### [KUTIPAN TEKS]
====================

Nasional
DSN MUI Tetapkan Fatwa Terbaru Terkait Pelunasan Utang Sebelum Jatuh Tempo
JAKARTA— Dewan Syariah Nasional (DSN) MUI menetapkan fatwa terbaru terkait pelunasan dan pembiayaan murabahah sebelum jatuh tempo. Penetapan ini dilakukan saat hari keempat workshop pra ijtima sanawi ketujuh.
Sekretaris Bidang Perbankan Syariah DSN MUI, Dr. KH Muhammad Maksum mengatakan, fatwa sebelumnya Nomor 22 Tahun 2002 menyebutkan bahwa hak memberikan potongan pelunasan bagi nasabah yang melakukan pelunasan dalam murabahah dipercepat bersifat kerelaan Lembaga Keuangan Syariah (LKS).
‘’Dasar pertimbangannya adalah melepaskan hak LKS (isqat al-haq). Adapun dalam fatwa yang baru ini LKS diwajibkan untuk menentukan harga pada saat dilakukan pelunasan dipercepat tersebut,’’ ujarnya kepada MUIDigital, di Hotel Balairung, Jakarta Timur, Sabtu (14/9/2022).

====================

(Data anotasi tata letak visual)
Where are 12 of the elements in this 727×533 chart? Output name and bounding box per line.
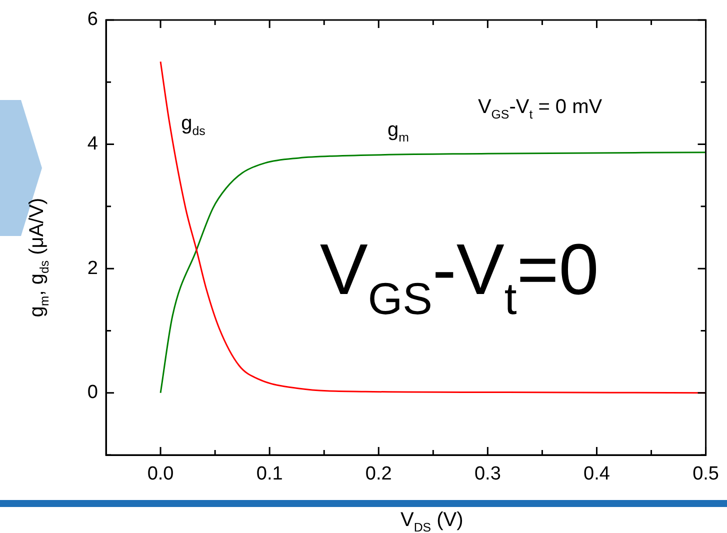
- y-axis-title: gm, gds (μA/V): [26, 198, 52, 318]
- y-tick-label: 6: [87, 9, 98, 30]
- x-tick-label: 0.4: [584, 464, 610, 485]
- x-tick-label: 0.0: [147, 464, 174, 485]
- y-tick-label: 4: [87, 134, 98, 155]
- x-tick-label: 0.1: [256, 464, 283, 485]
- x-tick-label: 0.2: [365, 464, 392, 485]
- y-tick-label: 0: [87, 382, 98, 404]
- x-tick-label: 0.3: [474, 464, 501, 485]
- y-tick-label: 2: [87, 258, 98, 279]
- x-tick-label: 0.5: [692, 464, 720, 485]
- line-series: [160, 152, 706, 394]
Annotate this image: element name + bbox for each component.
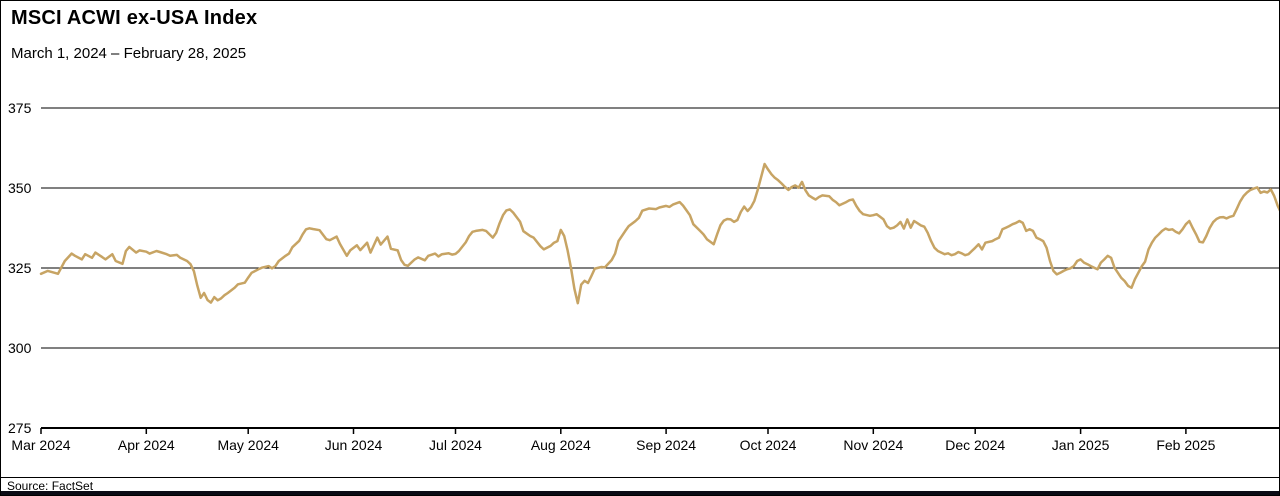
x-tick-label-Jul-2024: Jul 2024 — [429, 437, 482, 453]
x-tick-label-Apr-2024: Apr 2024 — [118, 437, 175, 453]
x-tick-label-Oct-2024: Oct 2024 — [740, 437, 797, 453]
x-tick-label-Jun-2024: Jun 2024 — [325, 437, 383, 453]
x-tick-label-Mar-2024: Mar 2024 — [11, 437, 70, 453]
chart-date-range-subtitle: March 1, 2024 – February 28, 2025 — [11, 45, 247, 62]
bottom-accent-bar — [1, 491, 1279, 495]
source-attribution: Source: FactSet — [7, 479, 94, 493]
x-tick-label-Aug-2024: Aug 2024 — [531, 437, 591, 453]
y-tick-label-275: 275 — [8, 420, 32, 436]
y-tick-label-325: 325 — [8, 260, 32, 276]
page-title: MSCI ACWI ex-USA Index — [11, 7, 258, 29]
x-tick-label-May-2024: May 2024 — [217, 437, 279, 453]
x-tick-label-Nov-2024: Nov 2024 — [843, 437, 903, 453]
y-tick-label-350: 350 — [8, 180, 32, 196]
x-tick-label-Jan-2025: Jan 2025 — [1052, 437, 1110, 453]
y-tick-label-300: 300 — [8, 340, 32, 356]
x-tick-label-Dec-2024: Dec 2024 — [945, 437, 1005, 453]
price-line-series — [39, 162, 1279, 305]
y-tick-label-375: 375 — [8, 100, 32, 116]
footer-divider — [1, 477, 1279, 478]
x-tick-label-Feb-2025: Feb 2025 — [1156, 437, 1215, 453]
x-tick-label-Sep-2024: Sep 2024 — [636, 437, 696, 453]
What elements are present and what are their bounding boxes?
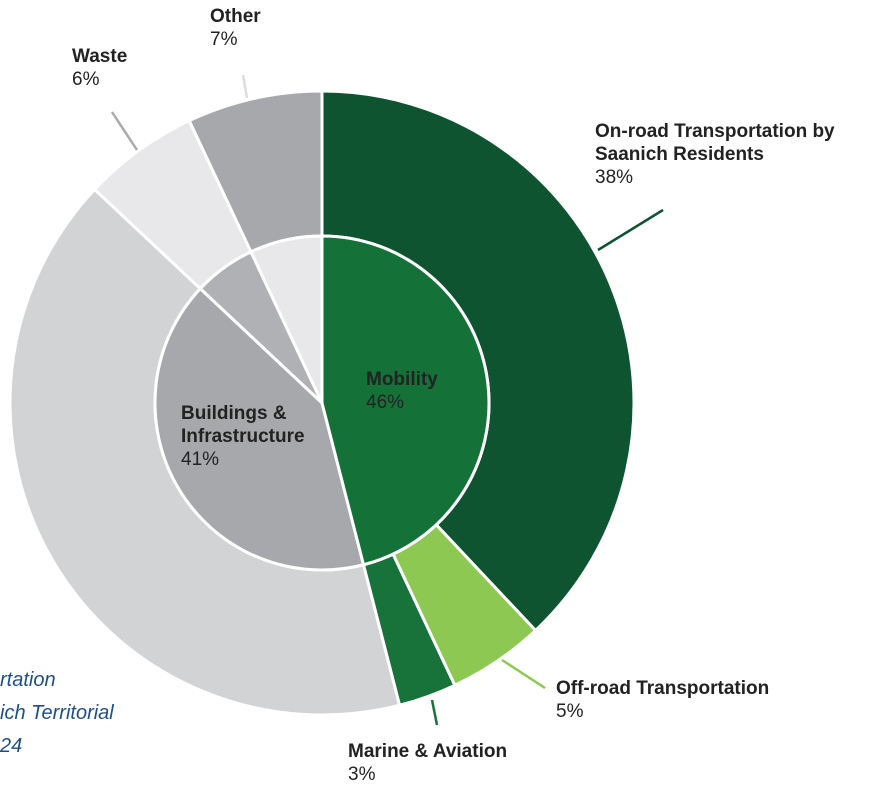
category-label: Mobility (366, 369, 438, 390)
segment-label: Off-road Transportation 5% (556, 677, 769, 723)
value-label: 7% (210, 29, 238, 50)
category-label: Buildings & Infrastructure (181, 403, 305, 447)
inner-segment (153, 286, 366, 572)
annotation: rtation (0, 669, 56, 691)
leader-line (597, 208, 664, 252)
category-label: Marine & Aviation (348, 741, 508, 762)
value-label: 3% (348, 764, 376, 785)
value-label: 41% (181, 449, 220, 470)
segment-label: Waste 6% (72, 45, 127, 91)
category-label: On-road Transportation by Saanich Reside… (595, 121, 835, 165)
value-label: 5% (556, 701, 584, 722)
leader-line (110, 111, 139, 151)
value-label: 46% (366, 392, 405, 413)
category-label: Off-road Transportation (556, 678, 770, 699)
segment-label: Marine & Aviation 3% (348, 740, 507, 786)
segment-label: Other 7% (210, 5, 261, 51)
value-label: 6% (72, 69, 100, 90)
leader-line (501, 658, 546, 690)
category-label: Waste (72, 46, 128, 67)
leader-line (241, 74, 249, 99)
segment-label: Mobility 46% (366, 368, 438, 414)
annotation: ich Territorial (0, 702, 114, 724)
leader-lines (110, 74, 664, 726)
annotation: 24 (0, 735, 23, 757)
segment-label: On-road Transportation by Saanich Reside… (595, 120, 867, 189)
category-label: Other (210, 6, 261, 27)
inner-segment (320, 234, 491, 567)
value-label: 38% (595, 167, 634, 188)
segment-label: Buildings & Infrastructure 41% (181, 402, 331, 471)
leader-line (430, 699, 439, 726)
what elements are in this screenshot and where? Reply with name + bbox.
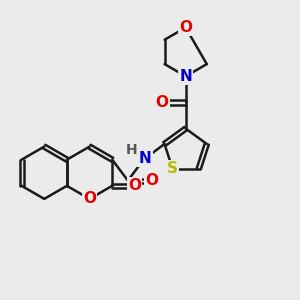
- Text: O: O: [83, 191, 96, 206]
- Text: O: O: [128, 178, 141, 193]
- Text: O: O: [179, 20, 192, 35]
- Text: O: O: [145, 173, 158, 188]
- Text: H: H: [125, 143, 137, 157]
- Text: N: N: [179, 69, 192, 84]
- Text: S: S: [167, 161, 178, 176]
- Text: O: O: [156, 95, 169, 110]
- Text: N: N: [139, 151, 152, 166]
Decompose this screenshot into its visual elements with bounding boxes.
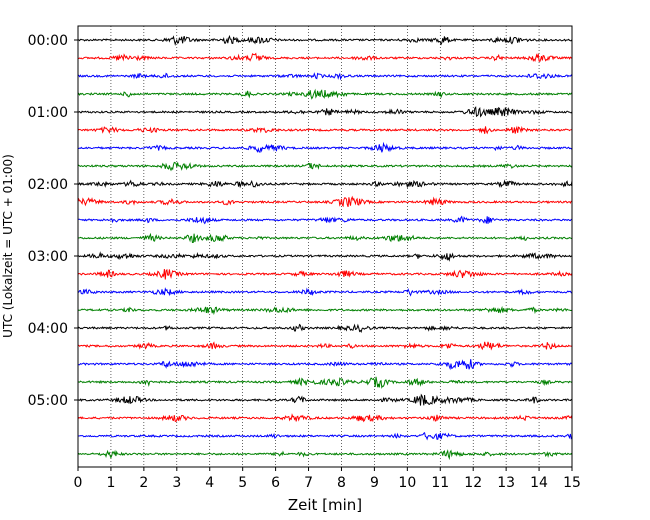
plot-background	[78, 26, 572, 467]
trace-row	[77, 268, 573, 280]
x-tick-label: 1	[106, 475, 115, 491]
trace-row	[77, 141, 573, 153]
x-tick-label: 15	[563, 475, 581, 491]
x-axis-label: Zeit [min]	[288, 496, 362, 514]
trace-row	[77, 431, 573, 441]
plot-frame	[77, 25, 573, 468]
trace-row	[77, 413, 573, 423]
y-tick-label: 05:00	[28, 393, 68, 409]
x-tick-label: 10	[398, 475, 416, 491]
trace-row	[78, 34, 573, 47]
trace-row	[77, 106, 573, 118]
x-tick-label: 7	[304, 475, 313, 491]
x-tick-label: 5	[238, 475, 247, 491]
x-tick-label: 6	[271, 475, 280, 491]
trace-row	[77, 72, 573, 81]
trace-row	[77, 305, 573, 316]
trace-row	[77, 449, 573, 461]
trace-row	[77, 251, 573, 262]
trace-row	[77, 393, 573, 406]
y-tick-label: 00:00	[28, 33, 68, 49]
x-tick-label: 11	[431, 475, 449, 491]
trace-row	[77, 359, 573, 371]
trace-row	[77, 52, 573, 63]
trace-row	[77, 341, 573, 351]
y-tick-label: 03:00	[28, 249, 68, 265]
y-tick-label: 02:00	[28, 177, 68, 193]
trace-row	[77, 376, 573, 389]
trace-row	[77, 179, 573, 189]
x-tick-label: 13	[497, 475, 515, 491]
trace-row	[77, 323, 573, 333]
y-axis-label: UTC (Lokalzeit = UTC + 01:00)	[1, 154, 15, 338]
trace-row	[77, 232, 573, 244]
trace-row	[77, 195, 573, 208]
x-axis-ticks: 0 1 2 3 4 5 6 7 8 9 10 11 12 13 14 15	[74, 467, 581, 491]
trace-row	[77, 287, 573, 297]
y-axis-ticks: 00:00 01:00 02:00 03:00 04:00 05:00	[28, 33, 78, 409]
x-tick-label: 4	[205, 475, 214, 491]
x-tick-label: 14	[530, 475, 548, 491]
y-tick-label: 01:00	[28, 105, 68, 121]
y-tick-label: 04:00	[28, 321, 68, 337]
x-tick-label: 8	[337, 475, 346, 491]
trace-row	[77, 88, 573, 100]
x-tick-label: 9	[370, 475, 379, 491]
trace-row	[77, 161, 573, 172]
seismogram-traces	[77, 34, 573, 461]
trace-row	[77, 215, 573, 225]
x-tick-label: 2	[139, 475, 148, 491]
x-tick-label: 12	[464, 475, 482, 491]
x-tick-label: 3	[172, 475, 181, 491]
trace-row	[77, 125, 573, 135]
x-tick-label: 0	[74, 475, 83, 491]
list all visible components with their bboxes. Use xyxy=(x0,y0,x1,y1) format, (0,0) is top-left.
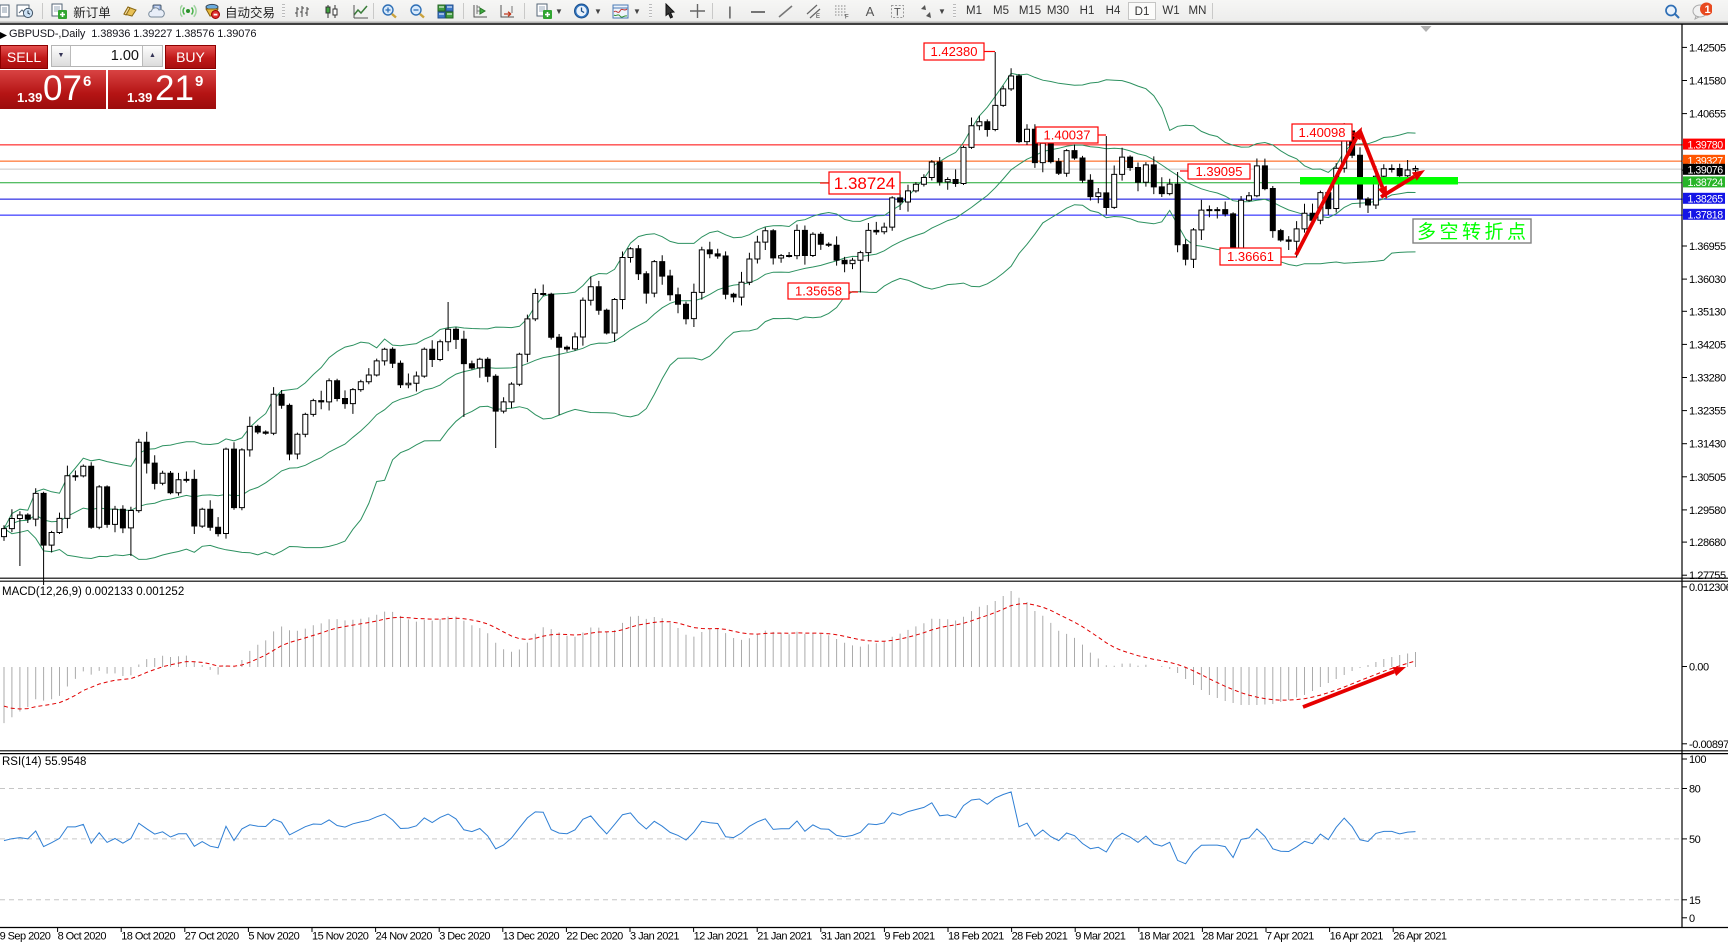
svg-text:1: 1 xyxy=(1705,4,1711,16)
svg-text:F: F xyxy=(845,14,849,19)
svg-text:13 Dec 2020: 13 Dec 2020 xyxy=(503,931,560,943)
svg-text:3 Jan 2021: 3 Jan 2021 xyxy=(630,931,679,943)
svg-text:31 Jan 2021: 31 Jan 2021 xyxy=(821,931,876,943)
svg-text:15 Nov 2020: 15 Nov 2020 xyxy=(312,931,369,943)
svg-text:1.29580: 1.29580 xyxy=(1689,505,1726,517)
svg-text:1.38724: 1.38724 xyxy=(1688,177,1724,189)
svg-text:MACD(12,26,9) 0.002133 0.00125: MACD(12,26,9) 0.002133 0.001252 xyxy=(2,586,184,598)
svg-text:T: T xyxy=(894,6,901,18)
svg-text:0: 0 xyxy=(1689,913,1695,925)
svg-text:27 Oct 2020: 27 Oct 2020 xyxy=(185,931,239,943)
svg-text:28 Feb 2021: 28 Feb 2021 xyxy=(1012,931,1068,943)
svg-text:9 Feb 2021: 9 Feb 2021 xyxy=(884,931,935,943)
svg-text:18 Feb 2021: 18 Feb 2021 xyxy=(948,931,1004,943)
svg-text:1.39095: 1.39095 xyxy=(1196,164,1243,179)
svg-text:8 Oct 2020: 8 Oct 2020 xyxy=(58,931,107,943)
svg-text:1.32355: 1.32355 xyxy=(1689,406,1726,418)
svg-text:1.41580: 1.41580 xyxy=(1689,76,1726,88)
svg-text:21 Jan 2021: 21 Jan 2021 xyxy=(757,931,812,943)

====================

### [TUGAS LATIHAN]
1. Jawablah pertanyaan berikut berdasarkan berita tentang fatwa DSN MUI.
(a) Pada hari keberapa workshop pra ijtima sanawi ketujuh fatwa terbaru itu ditetapkan?
(b) Apa nomor dan tahun fatwa sebelumnya?
(c) Apa yang diwajibkan bagi LKS dalam fatwa yang baru?
2. Ringkaslah paragraf dalam berita tentang fatwa DSN MUI yang diawali "Sekretaris Bidang Perbankan Syariah DSN MUI" menjadi satu kalimat yang memuat fakta-fakta utamanya.
3. Tuliskan lanjutan berita tentang fatwa DSN MUI mengenai pelunasan utang sebelum jatuh tempo, dimulai setelah kalimat terakhir yang ditampilkan.
Baris-baris data tersebut diambil dari sumber yang berbeda.

### [JAWABAN SETIAP TUGAS]
1.
(a) Hari keempat.
(b) Nomor 22 Tahun 2002.
(c) LKS diwajibkan menentukan harga pada saat dilakukan pelunasan dipercepat.

2. Menurut Dr. KH Muhammad Maksum, Sekretaris Bidang Perbankan Syariah DSN MUI, fatwa Nomor 22 Tahun 2002 menyatakan bahwa potongan pelunasan bagi nasabah yang mempercepat pelunasan murabahah diberikan atas kerelaan LKS.

3.
Kiai Maksum menambahkan, dalam bahasa praktik, potongan pelunasan tersebut bersifat mengikat bagi LKS. Artinya, LKS tidak berhak menerima harga dari waktu yang belum dilalui. Hal inilah yang dapat membedakan antara fatwa ini dengan fatwa sebelumnya.
Kiai Maksum memberikan contoh pembiayaan murabahah untuk pembiayaan mobil dengan menggunakan skema keuntungan secara proporsional. Misalnya sebuah mobil memiliki harga 100 juta rupiah.
Kemudian, mobil tersebut dibayar selama satu tahun dengan margin keuntungan 12 juta rupiah. Sehingga total yang harus dibayarkan oleh nasabah adalah 112 juta rupiah untuk jangka waktu 1 tahun.
‘’Ketika nasabah melunasi dibulan keenam, maka yang 6 juta sebagai akibat dari harga 6 bulan yang akan datang tidak dibayarkan, karena itu merupakan harga ketika dilunasi di bulan ke enam,’’ jelasnya.
Kiai Maksum menegaskan bahwa sisa pembiayaan dari bulan ketujuh sampai bulan kedua belas tidak boleh ditagih. Menurutnya, skema proporsional ini merupakan contoh untuk mempermudah karena dalam praktiknya dikenal juga sebagai praktik anuitas.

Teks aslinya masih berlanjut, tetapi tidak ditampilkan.